_What you have to do:_ The records that follow are to be repeated without alteration.

_The data:_
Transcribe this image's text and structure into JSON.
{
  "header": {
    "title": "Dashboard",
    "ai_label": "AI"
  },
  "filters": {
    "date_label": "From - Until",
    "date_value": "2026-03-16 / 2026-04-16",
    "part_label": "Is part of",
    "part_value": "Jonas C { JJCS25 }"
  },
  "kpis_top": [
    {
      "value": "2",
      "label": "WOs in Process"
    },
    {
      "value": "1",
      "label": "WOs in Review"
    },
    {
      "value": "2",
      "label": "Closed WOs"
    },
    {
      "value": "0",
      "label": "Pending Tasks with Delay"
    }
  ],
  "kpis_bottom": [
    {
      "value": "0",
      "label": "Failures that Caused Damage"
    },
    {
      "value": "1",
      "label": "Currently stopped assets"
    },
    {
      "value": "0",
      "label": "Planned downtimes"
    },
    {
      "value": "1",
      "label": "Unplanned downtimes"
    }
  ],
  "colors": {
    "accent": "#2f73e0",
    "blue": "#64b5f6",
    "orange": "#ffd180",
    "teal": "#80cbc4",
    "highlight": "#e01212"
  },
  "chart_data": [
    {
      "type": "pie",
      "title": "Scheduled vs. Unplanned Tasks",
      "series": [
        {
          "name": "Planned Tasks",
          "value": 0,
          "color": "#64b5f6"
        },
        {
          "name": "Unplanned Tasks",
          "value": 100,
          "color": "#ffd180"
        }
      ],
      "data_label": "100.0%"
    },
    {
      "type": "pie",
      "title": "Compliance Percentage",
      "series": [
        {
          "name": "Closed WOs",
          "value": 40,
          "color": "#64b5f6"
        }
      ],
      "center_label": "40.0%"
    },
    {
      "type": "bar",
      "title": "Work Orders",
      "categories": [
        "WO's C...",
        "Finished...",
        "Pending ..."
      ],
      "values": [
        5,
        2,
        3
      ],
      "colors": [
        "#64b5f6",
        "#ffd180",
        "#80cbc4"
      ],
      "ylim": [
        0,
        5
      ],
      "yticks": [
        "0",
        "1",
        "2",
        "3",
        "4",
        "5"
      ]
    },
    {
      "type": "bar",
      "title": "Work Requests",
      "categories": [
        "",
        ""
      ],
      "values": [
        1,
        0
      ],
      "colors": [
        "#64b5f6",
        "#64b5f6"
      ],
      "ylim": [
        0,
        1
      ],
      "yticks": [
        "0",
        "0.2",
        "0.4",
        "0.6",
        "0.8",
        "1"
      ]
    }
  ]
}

_The response:_
Transcribe this image's text and structure into JSON.
{
  "header": {
    "title": "Dashboard",
    "ai_label": "AI"
  },
  "filters": {
    "date_label": "From - Until",
    "date_value": "2026-03-16 / 2026-04-16",
    "part_label": "Is part of",
    "part_value": "Jonas C { JJCS25 }"
  },
  "kpis_top": [
    {
      "value": "2",
      "label": "WOs in Process"
    },
    {
      "value": "1",
      "label": "WOs in Review"
    },
    {
      "value": "2",
      "label": "Closed WOs"
    },
    {
      "value": "0",
      "label": "Pending Tasks with Delay"
    }
  ],
  "kpis_bottom": [
    {
      "value": "0",
      "label": "Failures that Caused Damage"
    },
    {
      "value": "1",
      "label": "Currently stopped assets"
    },
    {
      "value": "0",
      "label": "Planned downtimes"
    },
    {
      "value": "1",
      "label": "Unplanned downtimes"
    }
  ],
  "colors": {
    "accent": "#2f73e0",
    "blue": "#64b5f6",
    "orange": "#ffd180",
    "teal": "#80cbc4",
    "highlight": "#e01212"
  },
  "chart_data": [
    {
      "type": "pie",
      "title": "Scheduled vs. Unplanned Tasks",
      "series": [
        {
          "name": "Planned Tasks",
          "value": 0,
          "color": "#64b5f6"
        },
        {
          "name": "Unplanned Tasks",
          "value": 100,
          "color": "#ffd180"
        }
      ],
      "data_label": "100.0%"
    },
    {
      "type": "pie",
      "title": "Compliance Percentage",
      "series": [
        {
          "name": "Closed WOs",
          "value": 40,
          "color": "#64b5f6"
        }
      ],
      "center_label": "40.0%"
    },
    {
      "type": "bar",
      "title": "Work Orders",
      "categories": [
        "WO's C...",
        "Finished...",
        "Pending ..."
      ],
      "values": [
        5,
        2,
        3
      ],
      "colors": [
        "#64b5f6",
        "#ffd180",
        "#80cbc4"
      ],
      "ylim": [
        0,
        5
      ],
      "yticks": [
        "0",
        "1",
        "2",
        "3",
        "4",
        "5"
      ]
    },
    {
      "type": "bar",
      "title": "Work Requests",
      "categories": [
        "",
        ""
      ],
      "values": [
        1,
        0
      ],
      "colors": [
        "#64b5f6",
        "#64b5f6"
      ],
      "ylim": [
        0,
        1
      ],
      "yticks": [
        "0",
        "0.2",
        "0.4",
        "0.6",
        "0.8",
        "1"
      ]
    }
  ]
}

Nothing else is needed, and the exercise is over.